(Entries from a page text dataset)
##########
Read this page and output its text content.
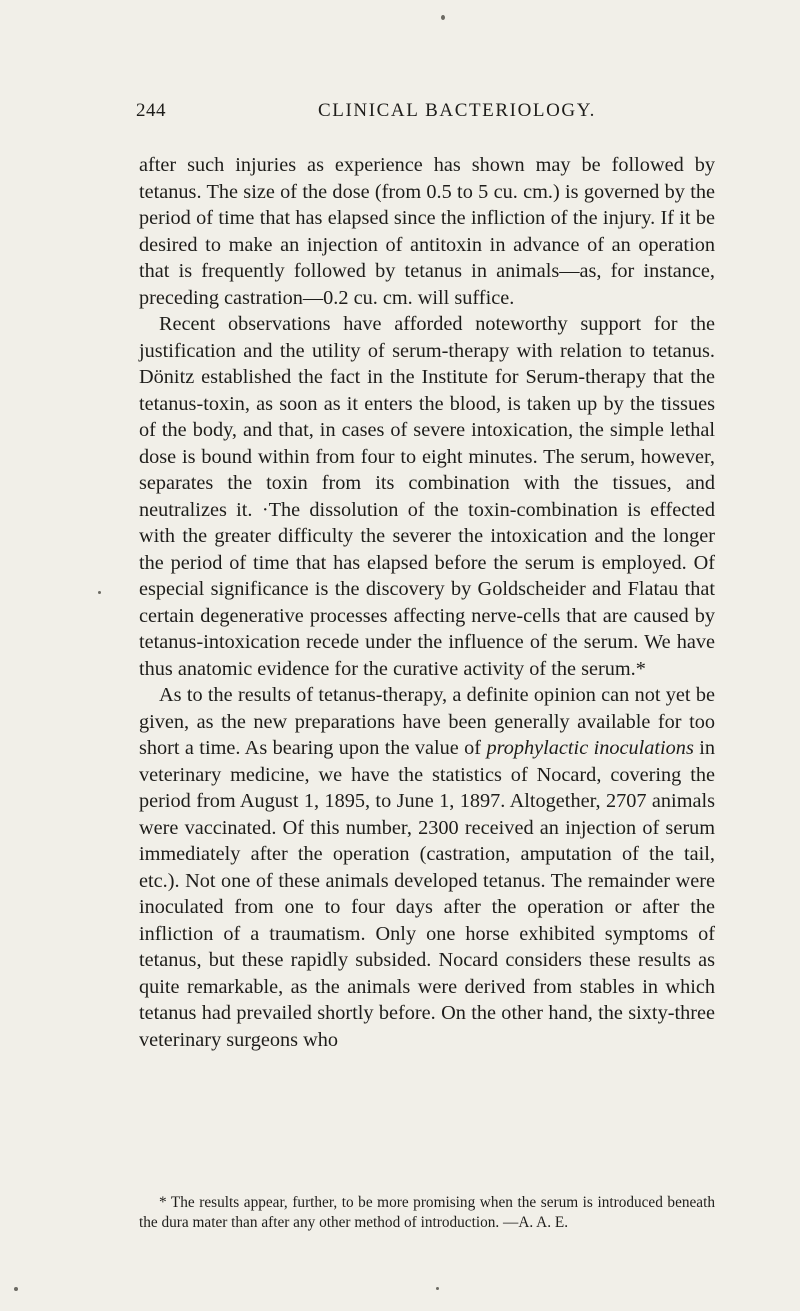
244	CLINICAL BACTERIOLOGY.

after such injuries as experience has shown may be followed by tetanus. The size of the dose (from 0.5 to 5 cu. cm.) is governed by the period of time that has elapsed since the infliction of the injury. If it be desired to make an injection of antitoxin in advance of an operation that is frequently followed by tetanus in animals—as, for instance, preceding castration—0.2 cu. cm. will suffice.

Recent observations have afforded noteworthy support for the justification and the utility of serum-therapy with relation to tetanus. Dönitz established the fact in the Institute for Serum-therapy that the tetanus-toxin, as soon as it enters the blood, is taken up by the tissues of the body, and that, in cases of severe intoxication, the simple lethal dose is bound within from four to eight minutes. The serum, however, separates the toxin from its combination with the tissues, and neutralizes it. ·The dissolution of the toxin-combination is effected with the greater difficulty the severer the intoxication and the longer the period of time that has elapsed before the serum is employed. Of especial significance is the discovery by Goldscheider and Flatau that certain degenerative processes affecting nerve-cells that are caused by tetanus-intoxication recede under the influence of the serum. We have thus anatomic evidence for the curative activity of the serum.*

As to the results of tetanus-therapy, a definite opinion can not yet be given, as the new preparations have been generally available for too short a time. As bearing upon the value of prophylactic inoculations in veterinary medicine, we have the statistics of Nocard, covering the period from August 1, 1895, to June 1, 1897. Altogether, 2707 animals were vaccinated. Of this number, 2300 received an injection of serum immediately after the operation (castration, amputation of the tail, etc.). Not one of these animals developed tetanus. The remainder were inoculated from one to four days after the operation or after the infliction of a traumatism. Only one horse exhibited symptoms of tetanus, but these rapidly subsided. Nocard considers these results as quite remarkable, as the animals were derived from stables in which tetanus had prevailed shortly before. On the other hand, the sixty-three veterinary surgeons who

* The results appear, further, to be more promising when the serum is introduced beneath the dura mater than after any other method of introduction. —A. A. E.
##########
» **What is required**: Nothing but an exact copy of the data above, minus its pictures, should appear in the response.

» **Expected output**:
Read this page and output its text content.
244	CLINICAL BACTERIOLOGY.

after such injuries as experience has shown may be followed by tetanus. The size of the dose (from 0.5 to 5 cu. cm.) is governed by the period of time that has elapsed since the infliction of the injury. If it be desired to make an injection of antitoxin in advance of an operation that is frequently followed by tetanus in animals—as, for instance, preceding castration—0.2 cu. cm. will suffice.

Recent observations have afforded noteworthy support for the justification and the utility of serum-therapy with relation to tetanus. Dönitz established the fact in the Institute for Serum-therapy that the tetanus-toxin, as soon as it enters the blood, is taken up by the tissues of the body, and that, in cases of severe intoxication, the simple lethal dose is bound within from four to eight minutes. The serum, however, separates the toxin from its combination with the tissues, and neutralizes it. ·The dissolution of the toxin-combination is effected with the greater difficulty the severer the intoxication and the longer the period of time that has elapsed before the serum is employed. Of especial significance is the discovery by Goldscheider and Flatau that certain degenerative processes affecting nerve-cells that are caused by tetanus-intoxication recede under the influence of the serum. We have thus anatomic evidence for the curative activity of the serum.*

As to the results of tetanus-therapy, a definite opinion can not yet be given, as the new preparations have been generally available for too short a time. As bearing upon the value of prophylactic inoculations in veterinary medicine, we have the statistics of Nocard, covering the period from August 1, 1895, to June 1, 1897. Altogether, 2707 animals were vaccinated. Of this number, 2300 received an injection of serum immediately after the operation (castration, amputation of the tail, etc.). Not one of these animals developed tetanus. The remainder were inoculated from one to four days after the operation or after the infliction of a traumatism. Only one horse exhibited symptoms of tetanus, but these rapidly subsided. Nocard considers these results as quite remarkable, as the animals were derived from stables in which tetanus had prevailed shortly before. On the other hand, the sixty-three veterinary surgeons who

* The results appear, further, to be more promising when the serum is introduced beneath the dura mater than after any other method of introduction. —A. A. E.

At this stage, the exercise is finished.